**Task requirements**
(A) For the email excerpt below on the client-server protocol plan, decide whether each statement agrees with it: (i) porting the library to other languages is listed as optional; (ii) all six steps must be carried out by Apache; (iii) Pratik Paranjape never got server-to-server federation to work. Answer yes or no for each and quote the deciding words.
(B) Answer these questions from the email excerpt below on the client-server protocol plan:
(i) Which step carries the note that it may be a hard or long job?
(ii) Under step 4, what would updating a client involve if the protocol changed?
(iii) On what date did Pratik Paranjape write the quoted message?

#### Provided text

1. Separate out the server and client code we have atm. (hard/long job?)
2. Formalize a working protocol between the client and server.
3. Document this protocol nicely.
4. Implement this protocol into a library so it can be used easily by
anyone making a client, also making updating those
clients easier if the protocol changes. (just put in a newer version of the
library).
5 (option) Ports of that library to a few languages.
6. Hopefully mobile and alternative clients appear using these libs.
?

The first parts would need to be done by Apache, but possibly 4/5/6 can all
be left to 3rd parties.
-Thomas

On 29 May 2013 10:37, Pratik Paranjape <pratikparanjape@gmail.com> wrote:

> p.s. I was able to setup (server-to-server) federation long back, I think a
> few months after Google IO10, it was not easy, but it had worked. Back then
> there were quite a few guides available.

########
#### Given entries

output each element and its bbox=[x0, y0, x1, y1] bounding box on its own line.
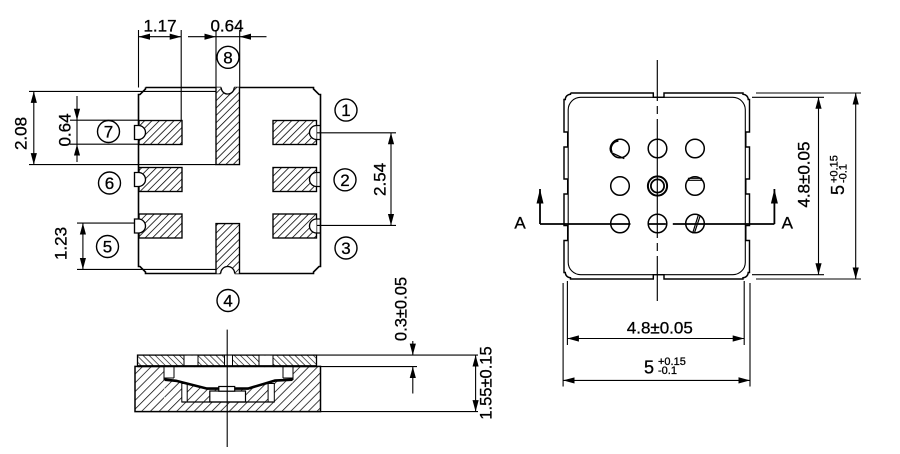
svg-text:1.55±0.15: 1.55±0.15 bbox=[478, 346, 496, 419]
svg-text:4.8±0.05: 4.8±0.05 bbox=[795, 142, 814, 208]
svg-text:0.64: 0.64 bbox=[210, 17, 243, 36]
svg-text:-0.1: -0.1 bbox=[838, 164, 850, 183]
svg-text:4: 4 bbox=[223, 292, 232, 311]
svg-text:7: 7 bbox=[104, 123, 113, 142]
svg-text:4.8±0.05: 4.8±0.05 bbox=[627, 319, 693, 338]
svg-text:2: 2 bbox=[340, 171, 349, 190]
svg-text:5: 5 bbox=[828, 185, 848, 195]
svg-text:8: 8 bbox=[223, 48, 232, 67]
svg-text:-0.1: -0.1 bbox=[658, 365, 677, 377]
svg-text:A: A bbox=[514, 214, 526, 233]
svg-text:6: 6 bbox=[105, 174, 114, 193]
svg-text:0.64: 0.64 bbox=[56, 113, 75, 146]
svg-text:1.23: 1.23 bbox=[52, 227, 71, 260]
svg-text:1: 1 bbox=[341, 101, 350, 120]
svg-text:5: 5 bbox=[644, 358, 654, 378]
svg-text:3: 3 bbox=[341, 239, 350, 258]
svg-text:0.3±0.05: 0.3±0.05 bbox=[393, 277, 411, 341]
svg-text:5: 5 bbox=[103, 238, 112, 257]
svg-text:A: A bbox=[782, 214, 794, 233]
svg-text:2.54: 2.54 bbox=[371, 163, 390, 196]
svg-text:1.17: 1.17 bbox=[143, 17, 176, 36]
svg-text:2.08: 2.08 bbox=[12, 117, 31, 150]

########
#### Given entries

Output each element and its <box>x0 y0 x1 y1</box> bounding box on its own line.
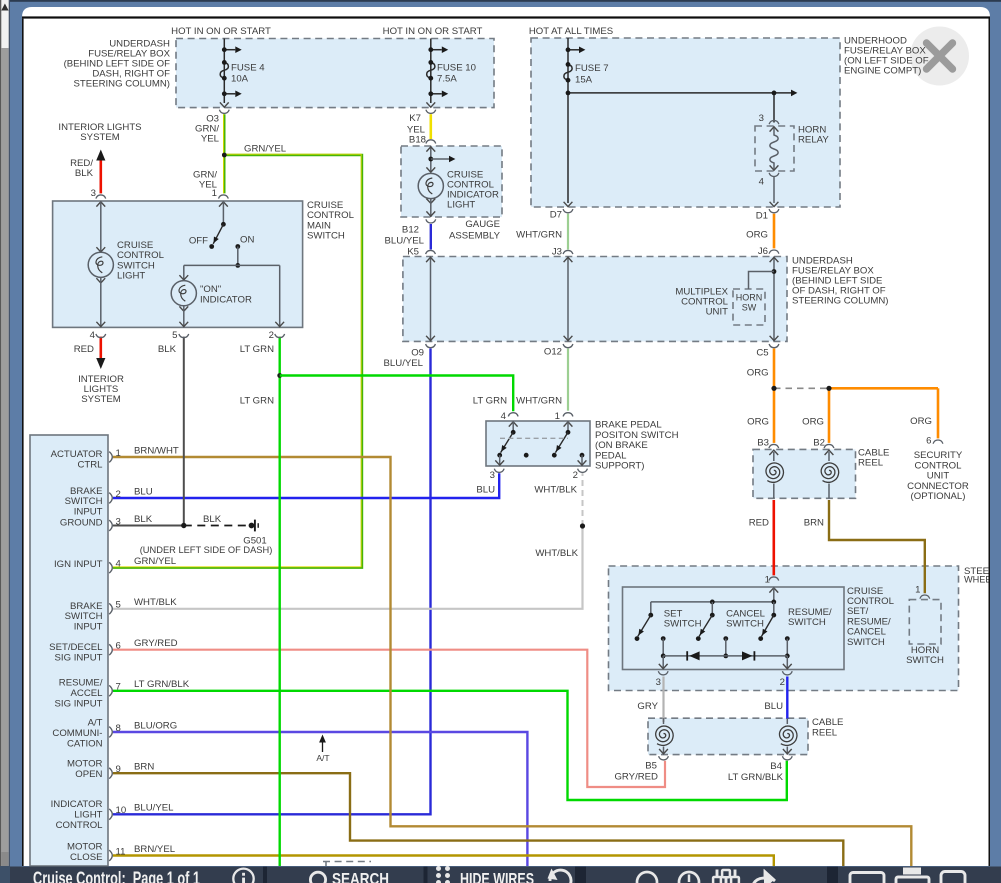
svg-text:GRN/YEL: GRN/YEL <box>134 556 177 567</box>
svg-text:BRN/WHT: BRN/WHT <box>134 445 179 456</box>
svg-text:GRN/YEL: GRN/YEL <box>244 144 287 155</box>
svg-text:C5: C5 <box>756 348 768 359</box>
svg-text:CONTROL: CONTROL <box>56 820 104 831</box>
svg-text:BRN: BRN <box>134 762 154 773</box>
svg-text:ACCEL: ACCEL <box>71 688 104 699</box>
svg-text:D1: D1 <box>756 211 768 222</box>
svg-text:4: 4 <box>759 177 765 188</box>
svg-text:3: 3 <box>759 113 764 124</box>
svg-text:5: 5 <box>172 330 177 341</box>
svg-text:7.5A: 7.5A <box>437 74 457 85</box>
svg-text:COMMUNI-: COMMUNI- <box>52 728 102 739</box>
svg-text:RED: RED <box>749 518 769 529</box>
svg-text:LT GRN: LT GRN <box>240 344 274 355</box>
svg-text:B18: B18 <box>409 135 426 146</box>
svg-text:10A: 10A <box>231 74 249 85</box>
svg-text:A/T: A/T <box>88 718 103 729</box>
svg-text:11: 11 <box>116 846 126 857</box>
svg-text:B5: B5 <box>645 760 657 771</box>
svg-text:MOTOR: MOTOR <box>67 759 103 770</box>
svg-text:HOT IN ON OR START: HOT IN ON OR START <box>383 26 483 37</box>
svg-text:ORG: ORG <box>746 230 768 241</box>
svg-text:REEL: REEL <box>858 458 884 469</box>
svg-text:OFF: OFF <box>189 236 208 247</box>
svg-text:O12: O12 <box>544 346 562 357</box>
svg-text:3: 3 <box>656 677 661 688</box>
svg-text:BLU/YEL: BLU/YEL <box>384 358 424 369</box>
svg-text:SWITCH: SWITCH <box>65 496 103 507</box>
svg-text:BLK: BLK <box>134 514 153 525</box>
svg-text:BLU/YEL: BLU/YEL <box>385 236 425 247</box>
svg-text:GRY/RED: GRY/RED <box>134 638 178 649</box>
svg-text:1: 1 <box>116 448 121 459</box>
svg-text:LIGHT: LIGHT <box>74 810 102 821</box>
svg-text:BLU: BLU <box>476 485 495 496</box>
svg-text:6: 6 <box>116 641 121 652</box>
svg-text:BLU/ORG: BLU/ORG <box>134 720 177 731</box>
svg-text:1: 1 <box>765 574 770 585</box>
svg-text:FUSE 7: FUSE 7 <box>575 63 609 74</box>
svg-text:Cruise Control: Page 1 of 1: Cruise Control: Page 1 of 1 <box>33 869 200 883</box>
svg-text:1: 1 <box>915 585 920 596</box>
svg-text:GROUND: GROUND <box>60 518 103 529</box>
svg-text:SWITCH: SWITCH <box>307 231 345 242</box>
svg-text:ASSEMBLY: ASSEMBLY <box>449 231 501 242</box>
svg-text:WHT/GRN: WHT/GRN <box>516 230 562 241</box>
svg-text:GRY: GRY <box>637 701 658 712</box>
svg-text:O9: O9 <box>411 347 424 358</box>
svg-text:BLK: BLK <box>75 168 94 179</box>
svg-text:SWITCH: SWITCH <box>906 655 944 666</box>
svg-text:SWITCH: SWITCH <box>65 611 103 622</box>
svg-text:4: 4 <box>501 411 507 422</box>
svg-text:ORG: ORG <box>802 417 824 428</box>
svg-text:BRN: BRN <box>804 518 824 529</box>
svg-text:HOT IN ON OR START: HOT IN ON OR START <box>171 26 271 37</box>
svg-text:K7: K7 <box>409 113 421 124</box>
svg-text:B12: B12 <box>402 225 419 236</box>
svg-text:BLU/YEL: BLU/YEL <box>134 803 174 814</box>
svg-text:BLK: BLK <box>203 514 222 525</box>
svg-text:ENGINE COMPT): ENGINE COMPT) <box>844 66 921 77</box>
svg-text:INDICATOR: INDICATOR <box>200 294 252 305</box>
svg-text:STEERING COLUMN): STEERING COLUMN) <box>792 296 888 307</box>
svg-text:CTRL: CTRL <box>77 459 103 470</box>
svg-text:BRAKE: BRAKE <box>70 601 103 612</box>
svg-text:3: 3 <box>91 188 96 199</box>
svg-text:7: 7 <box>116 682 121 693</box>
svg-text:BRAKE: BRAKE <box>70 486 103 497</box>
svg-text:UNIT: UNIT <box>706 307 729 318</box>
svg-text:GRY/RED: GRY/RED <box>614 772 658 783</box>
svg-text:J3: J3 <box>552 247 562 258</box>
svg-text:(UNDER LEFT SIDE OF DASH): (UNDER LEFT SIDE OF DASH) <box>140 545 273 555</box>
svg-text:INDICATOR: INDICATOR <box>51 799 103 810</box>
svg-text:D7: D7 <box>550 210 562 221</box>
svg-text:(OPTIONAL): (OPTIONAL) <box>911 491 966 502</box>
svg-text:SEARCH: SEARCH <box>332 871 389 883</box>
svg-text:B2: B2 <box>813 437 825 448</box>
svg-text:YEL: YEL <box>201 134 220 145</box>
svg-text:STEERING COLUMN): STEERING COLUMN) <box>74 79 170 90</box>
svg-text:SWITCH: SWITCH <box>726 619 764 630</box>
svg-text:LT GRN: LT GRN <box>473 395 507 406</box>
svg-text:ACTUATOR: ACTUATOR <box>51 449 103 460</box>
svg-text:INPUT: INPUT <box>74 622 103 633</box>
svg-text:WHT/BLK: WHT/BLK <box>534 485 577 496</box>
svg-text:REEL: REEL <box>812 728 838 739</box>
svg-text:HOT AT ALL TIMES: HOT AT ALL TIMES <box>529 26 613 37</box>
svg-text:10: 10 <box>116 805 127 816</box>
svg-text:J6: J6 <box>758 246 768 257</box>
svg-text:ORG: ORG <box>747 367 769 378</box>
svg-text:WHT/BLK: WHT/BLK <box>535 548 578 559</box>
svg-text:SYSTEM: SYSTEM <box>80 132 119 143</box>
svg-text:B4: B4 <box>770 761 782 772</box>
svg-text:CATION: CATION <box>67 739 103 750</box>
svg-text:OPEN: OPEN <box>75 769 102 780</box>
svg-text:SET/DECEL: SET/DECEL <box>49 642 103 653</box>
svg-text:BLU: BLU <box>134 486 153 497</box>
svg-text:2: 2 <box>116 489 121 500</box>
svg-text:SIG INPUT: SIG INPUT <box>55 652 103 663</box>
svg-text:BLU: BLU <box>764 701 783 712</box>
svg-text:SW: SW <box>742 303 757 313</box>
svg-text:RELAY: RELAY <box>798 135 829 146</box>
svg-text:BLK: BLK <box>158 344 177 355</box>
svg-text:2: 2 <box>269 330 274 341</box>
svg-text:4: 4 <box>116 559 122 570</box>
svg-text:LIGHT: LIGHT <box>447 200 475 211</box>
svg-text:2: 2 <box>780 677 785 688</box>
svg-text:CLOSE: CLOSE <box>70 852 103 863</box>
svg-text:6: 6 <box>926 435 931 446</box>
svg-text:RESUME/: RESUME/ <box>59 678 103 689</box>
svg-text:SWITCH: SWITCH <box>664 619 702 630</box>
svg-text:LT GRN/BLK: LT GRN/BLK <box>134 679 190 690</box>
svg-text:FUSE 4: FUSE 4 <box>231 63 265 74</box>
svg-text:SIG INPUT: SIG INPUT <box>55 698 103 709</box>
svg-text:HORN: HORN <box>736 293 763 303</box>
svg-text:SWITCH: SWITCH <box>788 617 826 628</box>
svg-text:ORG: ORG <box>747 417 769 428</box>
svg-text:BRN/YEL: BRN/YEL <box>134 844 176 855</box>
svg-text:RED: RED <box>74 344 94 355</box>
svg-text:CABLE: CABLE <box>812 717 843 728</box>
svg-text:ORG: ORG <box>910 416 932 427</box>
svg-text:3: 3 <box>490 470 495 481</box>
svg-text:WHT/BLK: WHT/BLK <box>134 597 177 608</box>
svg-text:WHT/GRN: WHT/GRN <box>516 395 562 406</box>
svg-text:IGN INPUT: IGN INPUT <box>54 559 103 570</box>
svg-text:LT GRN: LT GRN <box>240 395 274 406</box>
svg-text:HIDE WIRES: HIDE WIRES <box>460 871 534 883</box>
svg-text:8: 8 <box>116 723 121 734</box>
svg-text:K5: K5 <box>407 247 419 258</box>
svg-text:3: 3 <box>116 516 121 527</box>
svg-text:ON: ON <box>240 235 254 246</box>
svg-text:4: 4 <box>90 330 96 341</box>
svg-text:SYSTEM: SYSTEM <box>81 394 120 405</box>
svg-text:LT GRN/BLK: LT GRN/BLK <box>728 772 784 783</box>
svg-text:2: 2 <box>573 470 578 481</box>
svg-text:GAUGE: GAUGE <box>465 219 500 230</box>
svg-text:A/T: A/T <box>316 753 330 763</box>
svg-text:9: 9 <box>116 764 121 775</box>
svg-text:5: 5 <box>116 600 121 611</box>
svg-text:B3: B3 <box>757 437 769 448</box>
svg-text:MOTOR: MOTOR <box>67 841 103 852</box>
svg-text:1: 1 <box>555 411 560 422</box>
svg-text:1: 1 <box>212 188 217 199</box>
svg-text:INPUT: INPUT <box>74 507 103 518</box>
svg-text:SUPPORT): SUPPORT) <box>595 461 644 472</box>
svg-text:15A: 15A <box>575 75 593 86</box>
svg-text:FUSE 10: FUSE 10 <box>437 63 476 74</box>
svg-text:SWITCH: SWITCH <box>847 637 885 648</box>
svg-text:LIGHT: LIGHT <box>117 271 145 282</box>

########

**Answers to each task**
(A)
(i) Yes: "5 (option) Ports of that library to a few languages."
(ii) No: "The first parts would need to be done by Apache, but possibly 4/5/6 can all be left to 3rd parties."
(iii) No: "it was not easy, but it had worked."

(B)
(i) Step 1, separating out the server and client code.
(ii) Putting in a newer version of the library.
(iii) 29 May 2013.